*CHALLENGE*
Write out all entries word for word.

*SOURCE RECORDS*
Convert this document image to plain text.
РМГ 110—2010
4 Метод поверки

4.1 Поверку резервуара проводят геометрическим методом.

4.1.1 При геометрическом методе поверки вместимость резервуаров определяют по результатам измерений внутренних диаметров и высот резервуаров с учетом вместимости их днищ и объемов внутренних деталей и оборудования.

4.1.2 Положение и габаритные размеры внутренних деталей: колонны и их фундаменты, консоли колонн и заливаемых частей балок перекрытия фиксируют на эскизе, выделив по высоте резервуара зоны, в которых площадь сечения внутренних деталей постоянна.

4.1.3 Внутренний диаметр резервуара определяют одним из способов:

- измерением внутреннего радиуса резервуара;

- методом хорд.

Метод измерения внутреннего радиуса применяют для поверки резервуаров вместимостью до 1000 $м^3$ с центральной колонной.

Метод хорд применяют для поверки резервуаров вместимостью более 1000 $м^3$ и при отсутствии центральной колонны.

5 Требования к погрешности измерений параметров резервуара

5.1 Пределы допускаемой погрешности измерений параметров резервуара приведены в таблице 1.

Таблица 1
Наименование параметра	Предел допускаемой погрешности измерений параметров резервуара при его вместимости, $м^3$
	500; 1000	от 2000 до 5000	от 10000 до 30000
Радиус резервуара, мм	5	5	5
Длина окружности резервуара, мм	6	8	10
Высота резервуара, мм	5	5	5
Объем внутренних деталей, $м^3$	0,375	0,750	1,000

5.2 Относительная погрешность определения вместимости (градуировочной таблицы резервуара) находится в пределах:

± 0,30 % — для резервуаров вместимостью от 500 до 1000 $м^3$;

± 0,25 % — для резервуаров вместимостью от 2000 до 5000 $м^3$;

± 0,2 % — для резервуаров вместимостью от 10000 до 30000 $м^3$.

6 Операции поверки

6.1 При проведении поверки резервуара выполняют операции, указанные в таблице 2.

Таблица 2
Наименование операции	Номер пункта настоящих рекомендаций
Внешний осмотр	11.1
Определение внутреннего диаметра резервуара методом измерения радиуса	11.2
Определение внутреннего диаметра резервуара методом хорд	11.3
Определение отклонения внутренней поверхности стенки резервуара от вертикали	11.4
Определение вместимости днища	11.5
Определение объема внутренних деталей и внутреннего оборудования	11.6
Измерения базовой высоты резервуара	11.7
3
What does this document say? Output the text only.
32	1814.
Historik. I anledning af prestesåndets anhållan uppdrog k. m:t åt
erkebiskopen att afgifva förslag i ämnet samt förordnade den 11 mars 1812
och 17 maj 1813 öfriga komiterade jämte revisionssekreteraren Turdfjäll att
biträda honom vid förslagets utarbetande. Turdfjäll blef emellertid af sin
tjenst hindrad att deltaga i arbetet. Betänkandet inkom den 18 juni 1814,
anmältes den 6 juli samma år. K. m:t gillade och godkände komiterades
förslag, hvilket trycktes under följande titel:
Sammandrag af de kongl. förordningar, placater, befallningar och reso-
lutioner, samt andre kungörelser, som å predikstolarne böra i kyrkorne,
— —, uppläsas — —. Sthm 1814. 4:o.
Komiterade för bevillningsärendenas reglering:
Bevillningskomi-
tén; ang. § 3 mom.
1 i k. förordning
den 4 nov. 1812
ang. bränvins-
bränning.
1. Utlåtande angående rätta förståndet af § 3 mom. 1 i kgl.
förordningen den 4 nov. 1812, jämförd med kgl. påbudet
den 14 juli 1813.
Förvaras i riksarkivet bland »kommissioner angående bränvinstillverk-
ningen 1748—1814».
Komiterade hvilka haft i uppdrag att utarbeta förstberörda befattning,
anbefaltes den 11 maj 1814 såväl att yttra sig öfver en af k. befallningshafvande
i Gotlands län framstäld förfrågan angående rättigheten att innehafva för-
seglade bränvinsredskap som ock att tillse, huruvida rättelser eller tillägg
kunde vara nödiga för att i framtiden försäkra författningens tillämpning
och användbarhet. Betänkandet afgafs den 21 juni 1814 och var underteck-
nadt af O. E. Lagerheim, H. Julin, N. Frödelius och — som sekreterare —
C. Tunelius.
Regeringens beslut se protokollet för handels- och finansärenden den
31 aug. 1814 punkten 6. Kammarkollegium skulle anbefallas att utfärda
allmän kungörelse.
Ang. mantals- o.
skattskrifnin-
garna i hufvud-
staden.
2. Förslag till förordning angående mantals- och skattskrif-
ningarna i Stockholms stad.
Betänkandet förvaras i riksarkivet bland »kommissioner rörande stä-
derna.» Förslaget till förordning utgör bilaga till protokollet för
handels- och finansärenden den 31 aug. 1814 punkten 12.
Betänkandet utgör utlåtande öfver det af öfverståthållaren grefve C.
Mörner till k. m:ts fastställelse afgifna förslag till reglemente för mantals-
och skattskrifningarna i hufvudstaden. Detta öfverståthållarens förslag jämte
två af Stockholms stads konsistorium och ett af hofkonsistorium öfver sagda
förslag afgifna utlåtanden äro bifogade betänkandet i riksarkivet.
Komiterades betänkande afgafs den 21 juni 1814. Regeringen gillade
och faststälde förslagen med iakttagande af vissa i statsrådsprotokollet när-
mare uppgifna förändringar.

*SOLVED EXERCISE*
Convert this document image to plain text.
РМГ 110—2010
4 Метод поверки

4.1 Поверку резервуара проводят геометрическим методом.

4.1.1 При геометрическом методе поверки вместимость резервуаров определяют по результатам измерений внутренних диаметров и высот резервуаров с учетом вместимости их днищ и объемов внутренних деталей и оборудования.

4.1.2 Положение и габаритные размеры внутренних деталей: колонны и их фундаменты, консоли колонн и заливаемых частей балок перекрытия фиксируют на эскизе, выделив по высоте резервуара зоны, в которых площадь сечения внутренних деталей постоянна.

4.1.3 Внутренний диаметр резервуара определяют одним из способов:

- измерением внутреннего радиуса резервуара;

- методом хорд.

Метод измерения внутреннего радиуса применяют для поверки резервуаров вместимостью до 1000 $м^3$ с центральной колонной.

Метод хорд применяют для поверки резервуаров вместимостью более 1000 $м^3$ и при отсутствии центральной колонны.

5 Требования к погрешности измерений параметров резервуара

5.1 Пределы допускаемой погрешности измерений параметров резервуара приведены в таблице 1.

Таблица 1
Наименование параметра	Предел допускаемой погрешности измерений параметров резервуара при его вместимости, $м^3$
	500; 1000	от 2000 до 5000	от 10000 до 30000
Радиус резервуара, мм	5	5	5
Длина окружности резервуара, мм	6	8	10
Высота резервуара, мм	5	5	5
Объем внутренних деталей, $м^3$	0,375	0,750	1,000

5.2 Относительная погрешность определения вместимости (градуировочной таблицы резервуара) находится в пределах:

± 0,30 % — для резервуаров вместимостью от 500 до 1000 $м^3$;

± 0,25 % — для резервуаров вместимостью от 2000 до 5000 $м^3$;

± 0,2 % — для резервуаров вместимостью от 10000 до 30000 $м^3$.

6 Операции поверки

6.1 При проведении поверки резервуара выполняют операции, указанные в таблице 2.

Таблица 2
Наименование операции	Номер пункта настоящих рекомендаций
Внешний осмотр	11.1
Определение внутреннего диаметра резервуара методом измерения радиуса	11.2
Определение внутреннего диаметра резервуара методом хорд	11.3
Определение отклонения внутренней поверхности стенки резервуара от вертикали	11.4
Определение вместимости днища	11.5
Определение объема внутренних деталей и внутреннего оборудования	11.6
Измерения базовой высоты резервуара	11.7
3
What does this document say? Output the text only.
32	1814.
Historik. I anledning af prestesåndets anhållan uppdrog k. m:t åt
erkebiskopen att afgifva förslag i ämnet samt förordnade den 11 mars 1812
och 17 maj 1813 öfriga komiterade jämte revisionssekreteraren Turdfjäll att
biträda honom vid förslagets utarbetande. Turdfjäll blef emellertid af sin
tjenst hindrad att deltaga i arbetet. Betänkandet inkom den 18 juni 1814,
anmältes den 6 juli samma år. K. m:t gillade och godkände komiterades
förslag, hvilket trycktes under följande titel:
Sammandrag af de kongl. förordningar, placater, befallningar och reso-
lutioner, samt andre kungörelser, som å predikstolarne böra i kyrkorne,
— —, uppläsas — —. Sthm 1814. 4:o.
Komiterade för bevillningsärendenas reglering:
Bevillningskomi-
tén; ang. § 3 mom.
1 i k. förordning
den 4 nov. 1812
ang. bränvins-
bränning.
1. Utlåtande angående rätta förståndet af § 3 mom. 1 i kgl.
förordningen den 4 nov. 1812, jämförd med kgl. påbudet
den 14 juli 1813.
Förvaras i riksarkivet bland »kommissioner angående bränvinstillverk-
ningen 1748—1814».
Komiterade hvilka haft i uppdrag att utarbeta förstberörda befattning,
anbefaltes den 11 maj 1814 såväl att yttra sig öfver en af k. befallningshafvande
i Gotlands län framstäld förfrågan angående rättigheten att innehafva för-
seglade bränvinsredskap som ock att tillse, huruvida rättelser eller tillägg
kunde vara nödiga för att i framtiden försäkra författningens tillämpning
och användbarhet. Betänkandet afgafs den 21 juni 1814 och var underteck-
nadt af O. E. Lagerheim, H. Julin, N. Frödelius och — som sekreterare —
C. Tunelius.
Regeringens beslut se protokollet för handels- och finansärenden den
31 aug. 1814 punkten 6. Kammarkollegium skulle anbefallas att utfärda
allmän kungörelse.
Ang. mantals- o.
skattskrifnin-
garna i hufvud-
staden.
2. Förslag till förordning angående mantals- och skattskrif-
ningarna i Stockholms stad.
Betänkandet förvaras i riksarkivet bland »kommissioner rörande stä-
derna.» Förslaget till förordning utgör bilaga till protokollet för
handels- och finansärenden den 31 aug. 1814 punkten 12.
Betänkandet utgör utlåtande öfver det af öfverståthållaren grefve C.
Mörner till k. m:ts fastställelse afgifna förslag till reglemente för mantals-
och skattskrifningarna i hufvudstaden. Detta öfverståthållarens förslag jämte
två af Stockholms stads konsistorium och ett af hofkonsistorium öfver sagda
förslag afgifna utlåtanden äro bifogade betänkandet i riksarkivet.
Komiterades betänkande afgafs den 21 juni 1814. Regeringen gillade
och faststälde förslagen med iakttagande af vissa i statsrådsprotokollet när-
mare uppgifna förändringar.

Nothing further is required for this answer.